Copy each line exactly. Drop every picture.

>> START Dataset entries

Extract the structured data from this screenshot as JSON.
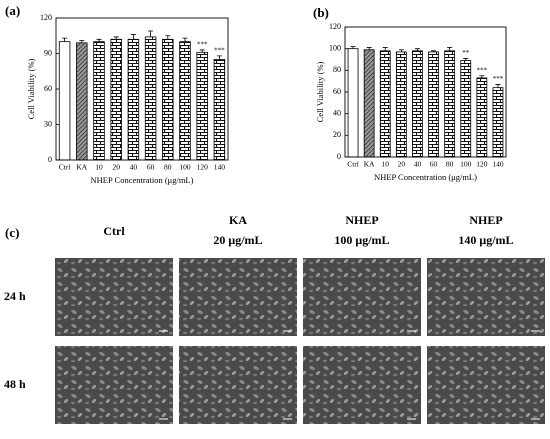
{
  "chart_data": [
    {
      "type": "bar",
      "panel": "(a)",
      "x_label": "NHEP Concentration (μg/mL)",
      "y_label": "Cell Viability (%)",
      "categories": [
        "Ctrl",
        "KA",
        "10",
        "20",
        "40",
        "60",
        "80",
        "100",
        "120",
        "140"
      ],
      "values": [
        100,
        99,
        100,
        102,
        102,
        104,
        102,
        100,
        91,
        85
      ],
      "errors": [
        3,
        2,
        2,
        2,
        4,
        5,
        3,
        3,
        2,
        3
      ],
      "annotations": [
        null,
        null,
        null,
        null,
        null,
        null,
        null,
        null,
        "***",
        "***"
      ],
      "patterns": [
        "plain",
        "hatch",
        "brick",
        "brick",
        "brick",
        "brick",
        "brick",
        "brick",
        "brick",
        "brick"
      ],
      "ylim": [
        0,
        120
      ],
      "yticks": [
        0,
        30,
        60,
        90,
        120
      ]
    },
    {
      "type": "bar",
      "panel": "(b)",
      "x_label": "NHEP Concentration (μg/mL)",
      "y_label": "Cell Viability (%)",
      "categories": [
        "Ctrl",
        "KA",
        "10",
        "20",
        "40",
        "60",
        "80",
        "100",
        "120",
        "140"
      ],
      "values": [
        100,
        99,
        98,
        97,
        98,
        97,
        98,
        89,
        73,
        64
      ],
      "errors": [
        2,
        2,
        3,
        2,
        2,
        1,
        3,
        2,
        2,
        3
      ],
      "annotations": [
        null,
        null,
        null,
        null,
        null,
        null,
        null,
        "**",
        "***",
        "***"
      ],
      "patterns": [
        "plain",
        "hatch",
        "brick",
        "brick",
        "brick",
        "brick",
        "brick",
        "brick",
        "brick",
        "brick"
      ],
      "ylim": [
        0,
        120
      ],
      "yticks": [
        0,
        20,
        40,
        60,
        80,
        100,
        120
      ]
    }
  ],
  "panel_c": {
    "label": "(c)",
    "columns": [
      [
        "Ctrl"
      ],
      [
        "KA",
        "20 μg/mL"
      ],
      [
        "NHEP",
        "100 μg/mL"
      ],
      [
        "NHEP",
        "140 μg/mL"
      ]
    ],
    "rows": [
      "24 h",
      "48 h"
    ]
  }
}
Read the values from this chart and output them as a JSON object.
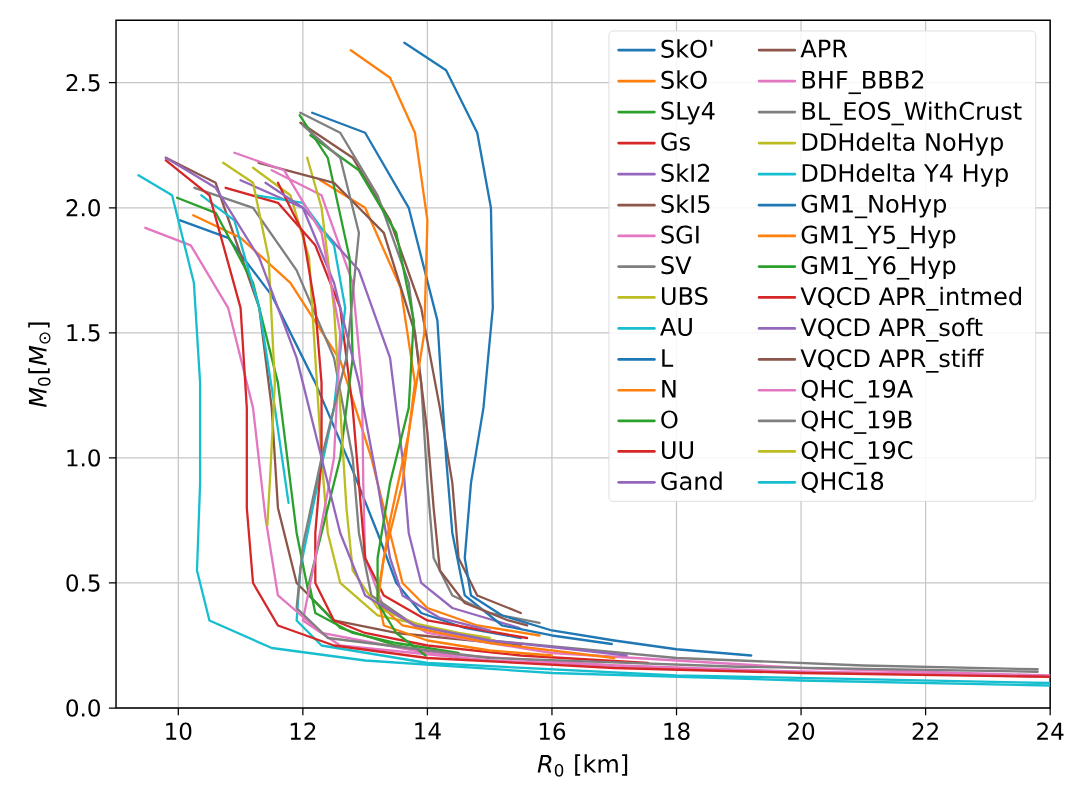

>> END Dataset entries

Exercise solution »
Extract the structured data from this screenshot as JSON.
{
  "chart_data": [
    {
      "type": "bar",
      "panel": "(a)",
      "x_label": "NHEP Concentration (μg/mL)",
      "y_label": "Cell Viability (%)",
      "categories": [
        "Ctrl",
        "KA",
        "10",
        "20",
        "40",
        "60",
        "80",
        "100",
        "120",
        "140"
      ],
      "values": [
        100,
        99,
        100,
        102,
        102,
        104,
        102,
        100,
        91,
        85
      ],
      "errors": [
        3,
        2,
        2,
        2,
        4,
        5,
        3,
        3,
        2,
        3
      ],
      "annotations": [
        null,
        null,
        null,
        null,
        null,
        null,
        null,
        null,
        "***",
        "***"
      ],
      "patterns": [
        "plain",
        "hatch",
        "brick",
        "brick",
        "brick",
        "brick",
        "brick",
        "brick",
        "brick",
        "brick"
      ],
      "ylim": [
        0,
        120
      ],
      "yticks": [
        0,
        30,
        60,
        90,
        120
      ]
    },
    {
      "type": "bar",
      "panel": "(b)",
      "x_label": "NHEP Concentration (μg/mL)",
      "y_label": "Cell Viability (%)",
      "categories": [
        "Ctrl",
        "KA",
        "10",
        "20",
        "40",
        "60",
        "80",
        "100",
        "120",
        "140"
      ],
      "values": [
        100,
        99,
        98,
        97,
        98,
        97,
        98,
        89,
        73,
        64
      ],
      "errors": [
        2,
        2,
        3,
        2,
        2,
        1,
        3,
        2,
        2,
        3
      ],
      "annotations": [
        null,
        null,
        null,
        null,
        null,
        null,
        null,
        "**",
        "***",
        "***"
      ],
      "patterns": [
        "plain",
        "hatch",
        "brick",
        "brick",
        "brick",
        "brick",
        "brick",
        "brick",
        "brick",
        "brick"
      ],
      "ylim": [
        0,
        120
      ],
      "yticks": [
        0,
        20,
        40,
        60,
        80,
        100,
        120
      ]
    }
  ],
  "panel_c": {
    "label": "(c)",
    "columns": [
      [
        "Ctrl"
      ],
      [
        "KA",
        "20 μg/mL"
      ],
      [
        "NHEP",
        "100 μg/mL"
      ],
      [
        "NHEP",
        "140 μg/mL"
      ]
    ],
    "rows": [
      "24 h",
      "48 h"
    ]
  }
}
Read the values from this chart and output them as a JSON object.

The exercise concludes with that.